Things to do:
1. From the post on detecting a cycle in a linked list, return the passage from "Does linked list" up to and including "with it yourself.".
2. Translate this sentence from the post on linked list cycles into Spanish: "The first node in a linked list is called the head."
3. Continue the post about the slow and fast pointer algorithm for linked list cycles from its final sentence.

Exercise passage:
<<<<

/ JAVASCRIPT, CODING-PROBLEMS, ALGORITHMS

Does linked list have a cycle - slow/fast pointer algorithm

Today’s leetcode problem involved a linked list.

I understand the basic concept of a linked list, but I have never dealt with them with real code. There is no built-in JavaScript data structure for linked lists, so you need to come up with it yourself.

What is a linked list?

A linked list is a list of elements (nodes) where each element contains a piece of data and a pointer (reference) to the next element in the list. We need this reference to the next element because linked lists are not stored contiguously in memory.

You can contrast this with arrays, where each element is stored sequentially in memory. This is why an array can contain only elements and no other references. In other programming languages, arrays are fixed in size when they are created, but this is not the case in JavaScript, where you can add and remove elements at any time. For other languages, a linked list would be more flexible because new elements can be added and stored anywhere in memory, and they would also be more efficient because they only take up memory for elements in use.

The first node in a linked list is called the head. Every node will point to the next, until you reach the end of the list, where the next element is null. Unless, the list contains a cycle, like in today’s problem.

Linked list cycle problem

A cycle occurs when a node points to a previous element in the list, so a node can be reached again. Basically the tail node doesn’t point to null, but points to a node we’ve already seen.

Today’s problem was to determine whether or not a linked list has a cycle.

Not seeing any algorithms for linked lists before, I figured I could iterate through the list and if I didn’t find a pointer equal to null, then there was a cycle. Or, thinking the pointer would be like an array-like numerical index, I could keep a count of the nodes I had already iterated through, and assume we had a cycle if the pointer was a value less than the count.

Neither of those worked. I became a bit frustrated because I wasn’t sure what the leetcode input actually looked like. I tried to console log it and got nothing, but their input looked to me like an array, which was confusing, and probably why I thought I could just iterate through it.

I started to look in the discussion and saw many users working with slow and fast pointers.

Slow and fast pointers

Also called the Hare and Tortoise or Floyd’s algorithm.

You traverse the linked list using two pointers at once. You start both pointers on the head node. The “slow” pointer will go through the list one node at a time, while the “fast” pointer will go through the list two nodes at a time. If there is a cycle, there will be a point in time where the slow and fast pointers have landed on the same node - the faster one will have looped back around and met up with the slow one.

I really liked this explanation with the tortoise and hare diagram.

You can check if this is the case by checking if the slow and fast pointers are equal to each other.

If there is no cycle, the pointers will never get the chance to meet up.

>>>>

Data supplied:
<<<<

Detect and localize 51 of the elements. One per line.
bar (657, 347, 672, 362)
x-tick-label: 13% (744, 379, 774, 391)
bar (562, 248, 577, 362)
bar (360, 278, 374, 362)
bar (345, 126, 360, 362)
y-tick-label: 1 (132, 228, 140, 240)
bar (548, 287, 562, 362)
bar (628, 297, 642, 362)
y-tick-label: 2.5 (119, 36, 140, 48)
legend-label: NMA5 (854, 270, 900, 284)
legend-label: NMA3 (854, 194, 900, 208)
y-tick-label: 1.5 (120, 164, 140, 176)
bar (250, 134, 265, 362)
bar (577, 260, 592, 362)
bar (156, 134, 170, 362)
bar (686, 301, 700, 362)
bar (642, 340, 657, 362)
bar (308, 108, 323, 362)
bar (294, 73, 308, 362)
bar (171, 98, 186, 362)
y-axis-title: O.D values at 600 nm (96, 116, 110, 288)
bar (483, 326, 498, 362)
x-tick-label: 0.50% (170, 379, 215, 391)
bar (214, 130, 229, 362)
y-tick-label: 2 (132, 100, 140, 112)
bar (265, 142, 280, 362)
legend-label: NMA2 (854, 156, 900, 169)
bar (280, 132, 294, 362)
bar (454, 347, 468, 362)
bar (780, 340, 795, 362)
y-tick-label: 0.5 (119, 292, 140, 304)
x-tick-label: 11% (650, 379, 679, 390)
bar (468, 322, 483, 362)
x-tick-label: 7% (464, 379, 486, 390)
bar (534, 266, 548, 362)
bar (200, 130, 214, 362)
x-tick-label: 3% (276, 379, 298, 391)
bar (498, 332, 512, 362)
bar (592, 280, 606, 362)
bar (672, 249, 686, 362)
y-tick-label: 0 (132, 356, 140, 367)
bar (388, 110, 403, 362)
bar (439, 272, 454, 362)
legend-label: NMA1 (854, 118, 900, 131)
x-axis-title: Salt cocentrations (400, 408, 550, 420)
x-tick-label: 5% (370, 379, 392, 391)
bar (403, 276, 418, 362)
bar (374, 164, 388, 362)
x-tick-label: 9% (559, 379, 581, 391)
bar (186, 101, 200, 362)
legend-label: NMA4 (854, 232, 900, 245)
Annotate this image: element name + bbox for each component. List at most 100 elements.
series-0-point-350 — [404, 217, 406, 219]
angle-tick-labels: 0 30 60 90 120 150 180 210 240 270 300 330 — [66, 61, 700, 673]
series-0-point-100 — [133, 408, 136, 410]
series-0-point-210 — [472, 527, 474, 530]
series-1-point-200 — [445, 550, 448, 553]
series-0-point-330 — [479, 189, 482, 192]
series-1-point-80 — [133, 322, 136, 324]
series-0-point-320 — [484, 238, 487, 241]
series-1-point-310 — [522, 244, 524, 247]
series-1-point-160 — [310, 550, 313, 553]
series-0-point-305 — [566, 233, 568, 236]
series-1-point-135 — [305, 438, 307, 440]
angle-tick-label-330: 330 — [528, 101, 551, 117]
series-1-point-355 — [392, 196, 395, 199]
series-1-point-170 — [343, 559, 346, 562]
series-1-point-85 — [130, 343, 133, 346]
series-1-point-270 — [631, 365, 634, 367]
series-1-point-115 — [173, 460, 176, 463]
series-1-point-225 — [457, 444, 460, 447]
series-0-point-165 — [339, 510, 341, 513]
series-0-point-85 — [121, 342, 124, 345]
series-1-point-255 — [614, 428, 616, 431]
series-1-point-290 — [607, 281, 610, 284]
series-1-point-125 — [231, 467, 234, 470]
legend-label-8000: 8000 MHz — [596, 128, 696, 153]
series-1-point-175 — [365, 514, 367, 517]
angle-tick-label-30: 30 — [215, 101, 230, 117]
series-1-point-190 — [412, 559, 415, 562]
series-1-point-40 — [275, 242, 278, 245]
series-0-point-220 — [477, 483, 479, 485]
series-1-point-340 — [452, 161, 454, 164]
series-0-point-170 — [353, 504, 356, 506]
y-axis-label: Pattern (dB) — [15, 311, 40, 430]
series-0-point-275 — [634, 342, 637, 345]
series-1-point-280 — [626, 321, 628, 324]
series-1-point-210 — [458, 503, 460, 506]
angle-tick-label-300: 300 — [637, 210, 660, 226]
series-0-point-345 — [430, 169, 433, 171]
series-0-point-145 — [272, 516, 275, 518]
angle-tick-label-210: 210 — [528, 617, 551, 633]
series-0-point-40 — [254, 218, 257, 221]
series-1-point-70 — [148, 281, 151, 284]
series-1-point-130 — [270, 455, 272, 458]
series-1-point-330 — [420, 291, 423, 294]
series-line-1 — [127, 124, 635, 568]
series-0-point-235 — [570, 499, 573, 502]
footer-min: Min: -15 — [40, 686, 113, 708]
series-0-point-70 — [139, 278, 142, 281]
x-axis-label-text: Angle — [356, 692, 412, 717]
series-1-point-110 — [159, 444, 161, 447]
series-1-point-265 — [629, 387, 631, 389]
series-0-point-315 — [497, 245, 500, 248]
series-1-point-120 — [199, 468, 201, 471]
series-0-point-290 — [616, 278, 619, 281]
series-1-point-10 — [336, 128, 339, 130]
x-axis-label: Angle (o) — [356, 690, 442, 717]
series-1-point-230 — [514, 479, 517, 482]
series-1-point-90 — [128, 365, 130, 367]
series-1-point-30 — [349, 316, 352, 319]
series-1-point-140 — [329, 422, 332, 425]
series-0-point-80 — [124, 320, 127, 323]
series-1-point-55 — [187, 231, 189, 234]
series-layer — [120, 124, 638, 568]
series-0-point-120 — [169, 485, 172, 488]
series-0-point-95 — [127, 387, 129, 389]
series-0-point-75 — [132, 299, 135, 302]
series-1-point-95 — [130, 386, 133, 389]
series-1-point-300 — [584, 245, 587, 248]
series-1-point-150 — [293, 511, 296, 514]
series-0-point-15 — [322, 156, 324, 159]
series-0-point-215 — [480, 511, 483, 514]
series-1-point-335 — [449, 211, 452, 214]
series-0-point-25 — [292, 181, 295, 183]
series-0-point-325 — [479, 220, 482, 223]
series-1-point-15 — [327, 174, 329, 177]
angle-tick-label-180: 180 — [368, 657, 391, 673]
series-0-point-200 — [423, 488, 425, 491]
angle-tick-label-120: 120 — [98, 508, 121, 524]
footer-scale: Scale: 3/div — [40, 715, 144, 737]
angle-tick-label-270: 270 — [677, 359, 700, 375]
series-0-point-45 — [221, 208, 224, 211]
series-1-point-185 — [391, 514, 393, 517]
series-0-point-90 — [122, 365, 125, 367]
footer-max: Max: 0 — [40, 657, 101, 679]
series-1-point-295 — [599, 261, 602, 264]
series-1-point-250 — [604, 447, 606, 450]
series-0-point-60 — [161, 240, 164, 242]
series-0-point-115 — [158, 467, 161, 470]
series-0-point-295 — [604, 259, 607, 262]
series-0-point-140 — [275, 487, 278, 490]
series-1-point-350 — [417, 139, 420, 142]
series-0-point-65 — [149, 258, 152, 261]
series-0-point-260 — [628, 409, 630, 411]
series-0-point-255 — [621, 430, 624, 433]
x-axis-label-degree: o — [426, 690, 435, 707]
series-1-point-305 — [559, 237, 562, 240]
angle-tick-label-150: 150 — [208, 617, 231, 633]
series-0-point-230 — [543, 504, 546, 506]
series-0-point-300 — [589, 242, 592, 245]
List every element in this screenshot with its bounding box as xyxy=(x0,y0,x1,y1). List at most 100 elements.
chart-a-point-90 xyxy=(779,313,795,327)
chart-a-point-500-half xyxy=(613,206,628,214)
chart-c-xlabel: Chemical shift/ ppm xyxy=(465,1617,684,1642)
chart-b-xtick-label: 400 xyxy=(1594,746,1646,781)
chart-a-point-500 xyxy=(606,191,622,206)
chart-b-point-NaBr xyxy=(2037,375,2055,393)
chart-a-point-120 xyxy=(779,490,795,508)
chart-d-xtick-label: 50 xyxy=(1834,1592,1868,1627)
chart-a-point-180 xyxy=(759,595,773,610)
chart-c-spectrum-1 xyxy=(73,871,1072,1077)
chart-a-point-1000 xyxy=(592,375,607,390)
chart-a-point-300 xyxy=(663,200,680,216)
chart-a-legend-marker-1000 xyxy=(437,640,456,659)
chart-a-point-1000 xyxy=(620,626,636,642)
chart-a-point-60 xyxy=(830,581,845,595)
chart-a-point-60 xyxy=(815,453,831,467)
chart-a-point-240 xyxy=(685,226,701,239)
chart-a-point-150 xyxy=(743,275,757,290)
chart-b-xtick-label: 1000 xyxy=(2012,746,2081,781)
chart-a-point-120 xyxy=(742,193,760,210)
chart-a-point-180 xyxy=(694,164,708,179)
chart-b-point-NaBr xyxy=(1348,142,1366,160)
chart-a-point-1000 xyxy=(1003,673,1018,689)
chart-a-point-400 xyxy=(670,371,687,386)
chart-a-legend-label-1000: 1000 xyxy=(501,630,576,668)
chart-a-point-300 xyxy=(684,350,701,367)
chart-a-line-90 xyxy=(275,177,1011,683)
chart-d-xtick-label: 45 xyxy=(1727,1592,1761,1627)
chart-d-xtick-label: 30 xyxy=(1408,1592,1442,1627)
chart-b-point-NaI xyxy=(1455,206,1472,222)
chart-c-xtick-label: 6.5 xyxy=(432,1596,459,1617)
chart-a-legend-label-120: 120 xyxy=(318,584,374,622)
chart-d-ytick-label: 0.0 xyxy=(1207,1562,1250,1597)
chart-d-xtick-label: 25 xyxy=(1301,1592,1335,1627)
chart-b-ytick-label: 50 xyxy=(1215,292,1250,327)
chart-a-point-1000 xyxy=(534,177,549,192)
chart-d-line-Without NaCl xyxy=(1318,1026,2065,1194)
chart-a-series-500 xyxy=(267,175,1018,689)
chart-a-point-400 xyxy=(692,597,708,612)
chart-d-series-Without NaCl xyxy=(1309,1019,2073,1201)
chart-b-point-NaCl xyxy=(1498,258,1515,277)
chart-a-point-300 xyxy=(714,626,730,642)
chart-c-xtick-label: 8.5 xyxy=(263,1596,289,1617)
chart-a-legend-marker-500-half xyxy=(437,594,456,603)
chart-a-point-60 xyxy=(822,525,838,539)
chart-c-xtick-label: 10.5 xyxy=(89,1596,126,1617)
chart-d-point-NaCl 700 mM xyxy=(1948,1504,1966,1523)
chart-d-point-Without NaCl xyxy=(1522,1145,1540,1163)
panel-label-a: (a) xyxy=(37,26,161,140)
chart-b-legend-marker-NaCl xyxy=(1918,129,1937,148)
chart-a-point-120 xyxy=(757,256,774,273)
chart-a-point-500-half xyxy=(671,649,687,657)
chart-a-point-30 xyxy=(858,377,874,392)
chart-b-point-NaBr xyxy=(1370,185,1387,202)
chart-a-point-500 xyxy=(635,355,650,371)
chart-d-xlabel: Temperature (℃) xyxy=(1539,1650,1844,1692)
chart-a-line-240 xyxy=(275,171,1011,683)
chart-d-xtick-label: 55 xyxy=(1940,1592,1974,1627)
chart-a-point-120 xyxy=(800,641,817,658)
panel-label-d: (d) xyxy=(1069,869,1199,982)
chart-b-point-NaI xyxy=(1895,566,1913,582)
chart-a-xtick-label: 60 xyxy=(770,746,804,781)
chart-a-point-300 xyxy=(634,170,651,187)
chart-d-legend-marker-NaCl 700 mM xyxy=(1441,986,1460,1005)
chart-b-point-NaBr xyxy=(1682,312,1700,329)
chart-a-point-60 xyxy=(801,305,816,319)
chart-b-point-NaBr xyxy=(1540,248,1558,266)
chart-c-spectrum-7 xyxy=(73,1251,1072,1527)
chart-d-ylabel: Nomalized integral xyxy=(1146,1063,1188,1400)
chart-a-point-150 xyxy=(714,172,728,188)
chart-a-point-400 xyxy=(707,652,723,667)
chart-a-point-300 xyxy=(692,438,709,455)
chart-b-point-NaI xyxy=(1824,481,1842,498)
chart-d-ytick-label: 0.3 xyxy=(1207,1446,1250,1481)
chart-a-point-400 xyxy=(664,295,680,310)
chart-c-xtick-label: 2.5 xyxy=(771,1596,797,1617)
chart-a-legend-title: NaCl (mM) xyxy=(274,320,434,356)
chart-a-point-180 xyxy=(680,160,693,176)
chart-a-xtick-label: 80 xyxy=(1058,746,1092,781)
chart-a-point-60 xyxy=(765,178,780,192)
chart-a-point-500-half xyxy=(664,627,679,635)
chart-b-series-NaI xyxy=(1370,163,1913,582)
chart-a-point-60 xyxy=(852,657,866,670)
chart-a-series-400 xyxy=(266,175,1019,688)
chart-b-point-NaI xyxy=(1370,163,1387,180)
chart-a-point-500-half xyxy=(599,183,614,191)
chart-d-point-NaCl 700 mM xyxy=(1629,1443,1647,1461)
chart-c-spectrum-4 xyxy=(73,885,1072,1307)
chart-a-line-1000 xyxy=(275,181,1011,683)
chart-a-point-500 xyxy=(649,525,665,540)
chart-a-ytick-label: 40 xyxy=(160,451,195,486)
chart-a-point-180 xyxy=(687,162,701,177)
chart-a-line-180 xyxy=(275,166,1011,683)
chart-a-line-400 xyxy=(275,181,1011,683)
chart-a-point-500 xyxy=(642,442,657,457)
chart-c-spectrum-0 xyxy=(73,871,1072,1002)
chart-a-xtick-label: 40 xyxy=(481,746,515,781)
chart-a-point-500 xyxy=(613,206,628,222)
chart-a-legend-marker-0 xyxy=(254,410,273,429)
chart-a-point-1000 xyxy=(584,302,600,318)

>>>>

Written responses:
1.
Does linked list have a cycle - slow/fast pointer algorithm

Today’s leetcode problem involved a linked list.

I understand the basic concept of a linked list, but I have never dealt with them with real code. There is no built-in JavaScript data structure for linked lists, so you need to come up with it yourself.

2. El primer nodo de una lista enlazada se llama cabeza.

3.
The code

Leetcode has their own way of inputting a linked list data structure into JavaScript questions. I could never get a visual in the console, but it is essentially an object that looks something like this:


// example from the above linked medium article

const list = {
    head: {
        data: 6
        next: {
            data: 10
            next: {
                data: 12
                next: {
                    data: 3
                    next: null
                    }
                }
            }
        }
    }
;

You can’t iterate over this with a for loop, so these problems often use while loops and your fast and slow pointers are defined outside of it.

/**
 * Definition for singly-linked list.
 * function ListNode(val) {
 *     this.val = val;
 *     this.next = null;
 * }
 */

/**
 * @param {ListNode} head
 * @return {boolean}
 */
var hasCycle = function (head) {
  let slow = head;
  let fast = head;

  while (fast && fast.next) {
    slow = slow.next;
    fast = fast.next.next;

    if (slow === fast) {
      return true;
    }
  }

  return false;
};

Start off by making slow and fast equal to the head node. They are starting off in the same place.

While your fast pointer exists and its next pointer is not null, you can move your pointers forward.

Then you can check if they are equal to the same node. If they are, you have a cycle, and can return true.

At any point you end up with fast or its next pointer being null, it means you’ve reached the end of the list, and there is no cycle, so you can return false.

A different solution

Another solution I came across used a set to store all values we traversed. If your current node matched a node already in the set, you have a cycle, as you’ve seen it before.

var hasCycle = function (head) {
  if (!head || !head.next) return false;

  let set = new Set();

  let nextNode = head.next;

  while (nextNode) {
    if (set.has(nextNode)) return true;

    set.add(nextNode);

    nextNode = nextNode.next;
  }

  return false;
};

This logic makes a little more sense in my brain, but it seems like you could potentially use a lot of memory if you added nearly every node to your set. This solution put me in the bottom % of memory usage in leetcode. It seems like the slow/fast algorithm is the way to go.